**Task description**. Write out every entry exactly as it stands.

(Beginning of Dataset content)

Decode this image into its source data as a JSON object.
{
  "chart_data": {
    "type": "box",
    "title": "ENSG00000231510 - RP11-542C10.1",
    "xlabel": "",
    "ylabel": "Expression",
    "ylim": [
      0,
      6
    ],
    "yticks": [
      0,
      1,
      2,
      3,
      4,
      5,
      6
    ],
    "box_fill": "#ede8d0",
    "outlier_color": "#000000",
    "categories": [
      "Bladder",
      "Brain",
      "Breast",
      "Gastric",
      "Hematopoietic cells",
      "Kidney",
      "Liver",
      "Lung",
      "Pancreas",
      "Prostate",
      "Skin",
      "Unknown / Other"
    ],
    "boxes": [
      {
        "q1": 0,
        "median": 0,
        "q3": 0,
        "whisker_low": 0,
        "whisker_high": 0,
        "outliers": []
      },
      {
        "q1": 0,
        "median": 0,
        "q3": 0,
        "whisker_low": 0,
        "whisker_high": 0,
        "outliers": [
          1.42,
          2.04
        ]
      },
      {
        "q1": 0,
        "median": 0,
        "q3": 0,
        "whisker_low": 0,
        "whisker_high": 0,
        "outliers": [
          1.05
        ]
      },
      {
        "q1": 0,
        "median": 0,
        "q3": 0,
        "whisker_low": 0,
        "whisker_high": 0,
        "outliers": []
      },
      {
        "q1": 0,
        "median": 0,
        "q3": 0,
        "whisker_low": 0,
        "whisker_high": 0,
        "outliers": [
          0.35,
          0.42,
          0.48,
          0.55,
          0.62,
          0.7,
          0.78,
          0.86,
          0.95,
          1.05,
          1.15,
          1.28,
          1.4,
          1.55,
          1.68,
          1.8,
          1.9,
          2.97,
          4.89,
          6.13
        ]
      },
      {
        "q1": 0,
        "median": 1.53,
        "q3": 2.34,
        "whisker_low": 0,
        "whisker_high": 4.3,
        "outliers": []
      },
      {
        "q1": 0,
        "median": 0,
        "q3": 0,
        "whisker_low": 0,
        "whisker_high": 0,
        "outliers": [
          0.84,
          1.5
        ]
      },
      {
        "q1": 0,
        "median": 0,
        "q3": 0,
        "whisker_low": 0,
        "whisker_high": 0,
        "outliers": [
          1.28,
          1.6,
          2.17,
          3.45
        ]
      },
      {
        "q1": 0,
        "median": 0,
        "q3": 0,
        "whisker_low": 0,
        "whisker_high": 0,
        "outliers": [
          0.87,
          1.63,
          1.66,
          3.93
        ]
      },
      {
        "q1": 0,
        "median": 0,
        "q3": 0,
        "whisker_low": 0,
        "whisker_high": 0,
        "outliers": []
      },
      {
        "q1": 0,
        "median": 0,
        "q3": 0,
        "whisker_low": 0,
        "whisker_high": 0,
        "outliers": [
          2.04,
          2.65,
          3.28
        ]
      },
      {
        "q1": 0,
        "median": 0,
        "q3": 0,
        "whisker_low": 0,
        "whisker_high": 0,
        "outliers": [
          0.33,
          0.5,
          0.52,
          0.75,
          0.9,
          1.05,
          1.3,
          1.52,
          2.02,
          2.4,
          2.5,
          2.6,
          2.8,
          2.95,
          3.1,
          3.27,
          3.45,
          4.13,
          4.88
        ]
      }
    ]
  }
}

(End of Dataset content)

**Answer box**.
Decode this image into its source data as a JSON object.
{
  "chart_data": {
    "type": "box",
    "title": "ENSG00000231510 - RP11-542C10.1",
    "xlabel": "",
    "ylabel": "Expression",
    "ylim": [
      0,
      6
    ],
    "yticks": [
      0,
      1,
      2,
      3,
      4,
      5,
      6
    ],
    "box_fill": "#ede8d0",
    "outlier_color": "#000000",
    "categories": [
      "Bladder",
      "Brain",
      "Breast",
      "Gastric",
      "Hematopoietic cells",
      "Kidney",
      "Liver",
      "Lung",
      "Pancreas",
      "Prostate",
      "Skin",
      "Unknown / Other"
    ],
    "boxes": [
      {
        "q1": 0,
        "median": 0,
        "q3": 0,
        "whisker_low": 0,
        "whisker_high": 0,
        "outliers": []
      },
      {
        "q1": 0,
        "median": 0,
        "q3": 0,
        "whisker_low": 0,
        "whisker_high": 0,
        "outliers": [
          1.42,
          2.04
        ]
      },
      {
        "q1": 0,
        "median": 0,
        "q3": 0,
        "whisker_low": 0,
        "whisker_high": 0,
        "outliers": [
          1.05
        ]
      },
      {
        "q1": 0,
        "median": 0,
        "q3": 0,
        "whisker_low": 0,
        "whisker_high": 0,
        "outliers": []
      },
      {
        "q1": 0,
        "median": 0,
        "q3": 0,
        "whisker_low": 0,
        "whisker_high": 0,
        "outliers": [
          0.35,
          0.42,
          0.48,
          0.55,
          0.62,
          0.7,
          0.78,
          0.86,
          0.95,
          1.05,
          1.15,
          1.28,
          1.4,
          1.55,
          1.68,
          1.8,
          1.9,
          2.97,
          4.89,
          6.13
        ]
      },
      {
        "q1": 0,
        "median": 1.53,
        "q3": 2.34,
        "whisker_low": 0,
        "whisker_high": 4.3,
        "outliers": []
      },
      {
        "q1": 0,
        "median": 0,
        "q3": 0,
        "whisker_low": 0,
        "whisker_high": 0,
        "outliers": [
          0.84,
          1.5
        ]
      },
      {
        "q1": 0,
        "median": 0,
        "q3": 0,
        "whisker_low": 0,
        "whisker_high": 0,
        "outliers": [
          1.28,
          1.6,
          2.17,
          3.45
        ]
      },
      {
        "q1": 0,
        "median": 0,
        "q3": 0,
        "whisker_low": 0,
        "whisker_high": 0,
        "outliers": [
          0.87,
          1.63,
          1.66,
          3.93
        ]
      },
      {
        "q1": 0,
        "median": 0,
        "q3": 0,
        "whisker_low": 0,
        "whisker_high": 0,
        "outliers": []
      },
      {
        "q1": 0,
        "median": 0,
        "q3": 0,
        "whisker_low": 0,
        "whisker_high": 0,
        "outliers": [
          2.04,
          2.65,
          3.28
        ]
      },
      {
        "q1": 0,
        "median": 0,
        "q3": 0,
        "whisker_low": 0,
        "whisker_high": 0,
        "outliers": [
          0.33,
          0.5,
          0.52,
          0.75,
          0.9,
          1.05,
          1.3,
          1.52,
          2.02,
          2.4,
          2.5,
          2.6,
          2.8,
          2.95,
          3.1,
          3.27,
          3.45,
          4.13,
          4.88
        ]
      }
    ]
  }
}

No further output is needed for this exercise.